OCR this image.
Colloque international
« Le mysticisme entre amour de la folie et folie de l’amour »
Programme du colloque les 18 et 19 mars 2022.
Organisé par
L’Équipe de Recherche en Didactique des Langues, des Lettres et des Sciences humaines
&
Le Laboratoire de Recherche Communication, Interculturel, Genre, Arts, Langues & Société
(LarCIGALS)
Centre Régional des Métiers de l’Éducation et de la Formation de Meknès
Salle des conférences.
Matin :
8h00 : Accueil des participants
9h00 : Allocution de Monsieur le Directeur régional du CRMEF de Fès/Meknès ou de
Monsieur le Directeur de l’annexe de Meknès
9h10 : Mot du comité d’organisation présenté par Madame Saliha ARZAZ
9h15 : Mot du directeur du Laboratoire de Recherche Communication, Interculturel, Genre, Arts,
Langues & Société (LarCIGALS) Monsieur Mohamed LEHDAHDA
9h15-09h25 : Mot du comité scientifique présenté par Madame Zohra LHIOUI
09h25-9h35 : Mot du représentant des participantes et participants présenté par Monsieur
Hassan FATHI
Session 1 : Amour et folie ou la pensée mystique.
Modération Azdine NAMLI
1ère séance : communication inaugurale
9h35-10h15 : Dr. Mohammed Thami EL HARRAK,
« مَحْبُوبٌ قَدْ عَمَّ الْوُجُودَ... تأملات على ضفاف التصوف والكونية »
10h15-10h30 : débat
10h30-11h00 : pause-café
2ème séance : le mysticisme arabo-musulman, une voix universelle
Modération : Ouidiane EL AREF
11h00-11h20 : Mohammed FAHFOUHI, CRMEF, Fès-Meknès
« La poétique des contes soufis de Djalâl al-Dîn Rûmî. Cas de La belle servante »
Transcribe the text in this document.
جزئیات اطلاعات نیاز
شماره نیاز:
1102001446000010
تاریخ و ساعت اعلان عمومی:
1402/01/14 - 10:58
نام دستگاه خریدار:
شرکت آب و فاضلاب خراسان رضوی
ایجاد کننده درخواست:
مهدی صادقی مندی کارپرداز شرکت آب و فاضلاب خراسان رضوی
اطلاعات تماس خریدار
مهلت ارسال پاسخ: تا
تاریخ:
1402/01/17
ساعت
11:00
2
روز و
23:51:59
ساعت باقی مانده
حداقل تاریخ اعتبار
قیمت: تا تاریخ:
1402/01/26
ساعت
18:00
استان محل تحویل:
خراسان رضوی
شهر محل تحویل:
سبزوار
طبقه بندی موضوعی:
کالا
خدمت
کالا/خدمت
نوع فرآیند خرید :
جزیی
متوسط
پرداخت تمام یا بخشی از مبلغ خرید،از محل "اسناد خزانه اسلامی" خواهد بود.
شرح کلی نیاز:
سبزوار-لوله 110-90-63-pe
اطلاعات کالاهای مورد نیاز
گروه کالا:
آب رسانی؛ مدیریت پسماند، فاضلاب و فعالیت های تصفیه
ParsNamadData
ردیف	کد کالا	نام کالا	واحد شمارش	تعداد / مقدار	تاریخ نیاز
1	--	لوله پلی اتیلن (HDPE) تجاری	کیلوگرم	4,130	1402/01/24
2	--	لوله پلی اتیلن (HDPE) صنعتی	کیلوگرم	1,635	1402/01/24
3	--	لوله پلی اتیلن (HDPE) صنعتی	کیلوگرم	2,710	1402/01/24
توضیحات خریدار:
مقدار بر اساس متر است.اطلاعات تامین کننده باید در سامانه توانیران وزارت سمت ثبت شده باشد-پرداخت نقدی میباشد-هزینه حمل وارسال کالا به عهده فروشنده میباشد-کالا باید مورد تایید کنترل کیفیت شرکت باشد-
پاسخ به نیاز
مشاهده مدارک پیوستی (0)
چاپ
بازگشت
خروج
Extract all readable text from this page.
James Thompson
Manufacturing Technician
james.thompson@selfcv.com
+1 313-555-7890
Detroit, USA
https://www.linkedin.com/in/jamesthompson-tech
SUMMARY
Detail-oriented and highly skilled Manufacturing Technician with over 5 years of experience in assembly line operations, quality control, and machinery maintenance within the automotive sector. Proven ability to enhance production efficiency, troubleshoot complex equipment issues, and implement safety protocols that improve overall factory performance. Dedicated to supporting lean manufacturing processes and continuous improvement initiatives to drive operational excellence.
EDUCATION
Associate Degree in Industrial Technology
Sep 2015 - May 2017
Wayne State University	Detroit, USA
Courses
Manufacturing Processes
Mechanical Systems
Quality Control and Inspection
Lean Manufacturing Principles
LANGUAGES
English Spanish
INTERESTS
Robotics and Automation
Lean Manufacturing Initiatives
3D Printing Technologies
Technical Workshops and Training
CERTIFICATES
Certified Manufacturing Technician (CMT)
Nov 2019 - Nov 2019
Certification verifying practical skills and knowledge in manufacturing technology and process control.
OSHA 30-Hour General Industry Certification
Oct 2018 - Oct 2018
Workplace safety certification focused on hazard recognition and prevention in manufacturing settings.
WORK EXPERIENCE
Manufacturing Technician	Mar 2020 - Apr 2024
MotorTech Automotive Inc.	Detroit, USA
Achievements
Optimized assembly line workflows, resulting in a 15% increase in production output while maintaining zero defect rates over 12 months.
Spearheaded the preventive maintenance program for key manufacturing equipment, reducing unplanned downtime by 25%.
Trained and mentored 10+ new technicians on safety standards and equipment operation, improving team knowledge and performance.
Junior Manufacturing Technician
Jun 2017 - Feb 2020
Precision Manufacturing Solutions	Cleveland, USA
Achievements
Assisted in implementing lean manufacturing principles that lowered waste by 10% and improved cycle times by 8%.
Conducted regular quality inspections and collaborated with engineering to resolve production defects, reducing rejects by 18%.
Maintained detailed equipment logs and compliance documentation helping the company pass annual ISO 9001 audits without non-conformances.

═══

◆ **Exercise directions**
All entries shown above should be printed again exactly.

◆ **Response**
OCR this image.
Colloque international
« Le mysticisme entre amour de la folie et folie de l’amour »
Programme du colloque les 18 et 19 mars 2022.
Organisé par
L’Équipe de Recherche en Didactique des Langues, des Lettres et des Sciences humaines
&
Le Laboratoire de Recherche Communication, Interculturel, Genre, Arts, Langues & Société
(LarCIGALS)
Centre Régional des Métiers de l’Éducation et de la Formation de Meknès
Salle des conférences.
Matin :
8h00 : Accueil des participants
9h00 : Allocution de Monsieur le Directeur régional du CRMEF de Fès/Meknès ou de
Monsieur le Directeur de l’annexe de Meknès
9h10 : Mot du comité d’organisation présenté par Madame Saliha ARZAZ
9h15 : Mot du directeur du Laboratoire de Recherche Communication, Interculturel, Genre, Arts,
Langues & Société (LarCIGALS) Monsieur Mohamed LEHDAHDA
9h15-09h25 : Mot du comité scientifique présenté par Madame Zohra LHIOUI
09h25-9h35 : Mot du représentant des participantes et participants présenté par Monsieur
Hassan FATHI
Session 1 : Amour et folie ou la pensée mystique.
Modération Azdine NAMLI
1ère séance : communication inaugurale
9h35-10h15 : Dr. Mohammed Thami EL HARRAK,
« مَحْبُوبٌ قَدْ عَمَّ الْوُجُودَ... تأملات على ضفاف التصوف والكونية »
10h15-10h30 : débat
10h30-11h00 : pause-café
2ème séance : le mysticisme arabo-musulman, une voix universelle
Modération : Ouidiane EL AREF
11h00-11h20 : Mohammed FAHFOUHI, CRMEF, Fès-Meknès
« La poétique des contes soufis de Djalâl al-Dîn Rûmî. Cas de La belle servante »
Transcribe the text in this document.
جزئیات اطلاعات نیاز
شماره نیاز:
1102001446000010
تاریخ و ساعت اعلان عمومی:
1402/01/14 - 10:58
نام دستگاه خریدار:
شرکت آب و فاضلاب خراسان رضوی
ایجاد کننده درخواست:
مهدی صادقی مندی کارپرداز شرکت آب و فاضلاب خراسان رضوی
اطلاعات تماس خریدار
مهلت ارسال پاسخ: تا
تاریخ:
1402/01/17
ساعت
11:00
2
روز و
23:51:59
ساعت باقی مانده
حداقل تاریخ اعتبار
قیمت: تا تاریخ:
1402/01/26
ساعت
18:00
استان محل تحویل:
خراسان رضوی
شهر محل تحویل:
سبزوار
طبقه بندی موضوعی:
کالا
خدمت
کالا/خدمت
نوع فرآیند خرید :
جزیی
متوسط
پرداخت تمام یا بخشی از مبلغ خرید،از محل "اسناد خزانه اسلامی" خواهد بود.
شرح کلی نیاز:
سبزوار-لوله 110-90-63-pe
اطلاعات کالاهای مورد نیاز
گروه کالا:
آب رسانی؛ مدیریت پسماند، فاضلاب و فعالیت های تصفیه
ParsNamadData
ردیف	کد کالا	نام کالا	واحد شمارش	تعداد / مقدار	تاریخ نیاز
1	--	لوله پلی اتیلن (HDPE) تجاری	کیلوگرم	4,130	1402/01/24
2	--	لوله پلی اتیلن (HDPE) صنعتی	کیلوگرم	1,635	1402/01/24
3	--	لوله پلی اتیلن (HDPE) صنعتی	کیلوگرم	2,710	1402/01/24
توضیحات خریدار:
مقدار بر اساس متر است.اطلاعات تامین کننده باید در سامانه توانیران وزارت سمت ثبت شده باشد-پرداخت نقدی میباشد-هزینه حمل وارسال کالا به عهده فروشنده میباشد-کالا باید مورد تایید کنترل کیفیت شرکت باشد-
پاسخ به نیاز
مشاهده مدارک پیوستی (0)
چاپ
بازگشت
خروج
Extract all readable text from this page.
James Thompson
Manufacturing Technician
james.thompson@selfcv.com
+1 313-555-7890
Detroit, USA
https://www.linkedin.com/in/jamesthompson-tech
SUMMARY
Detail-oriented and highly skilled Manufacturing Technician with over 5 years of experience in assembly line operations, quality control, and machinery maintenance within the automotive sector. Proven ability to enhance production efficiency, troubleshoot complex equipment issues, and implement safety protocols that improve overall factory performance. Dedicated to supporting lean manufacturing processes and continuous improvement initiatives to drive operational excellence.
EDUCATION
Associate Degree in Industrial Technology
Sep 2015 - May 2017
Wayne State University	Detroit, USA
Courses
Manufacturing Processes
Mechanical Systems
Quality Control and Inspection
Lean Manufacturing Principles
LANGUAGES
English Spanish
INTERESTS
Robotics and Automation
Lean Manufacturing Initiatives
3D Printing Technologies
Technical Workshops and Training
CERTIFICATES
Certified Manufacturing Technician (CMT)
Nov 2019 - Nov 2019
Certification verifying practical skills and knowledge in manufacturing technology and process control.
OSHA 30-Hour General Industry Certification
Oct 2018 - Oct 2018
Workplace safety certification focused on hazard recognition and prevention in manufacturing settings.
WORK EXPERIENCE
Manufacturing Technician	Mar 2020 - Apr 2024
MotorTech Automotive Inc.	Detroit, USA
Achievements
Optimized assembly line workflows, resulting in a 15% increase in production output while maintaining zero defect rates over 12 months.
Spearheaded the preventive maintenance program for key manufacturing equipment, reducing unplanned downtime by 25%.
Trained and mentored 10+ new technicians on safety standards and equipment operation, improving team knowledge and performance.
Junior Manufacturing Technician
Jun 2017 - Feb 2020
Precision Manufacturing Solutions	Cleveland, USA
Achievements
Assisted in implementing lean manufacturing principles that lowered waste by 10% and improved cycle times by 8%.
Conducted regular quality inspections and collaborated with engineering to resolve production defects, reducing rejects by 18%.
Maintained detailed equipment logs and compliance documentation helping the company pass annual ISO 9001 audits without non-conformances.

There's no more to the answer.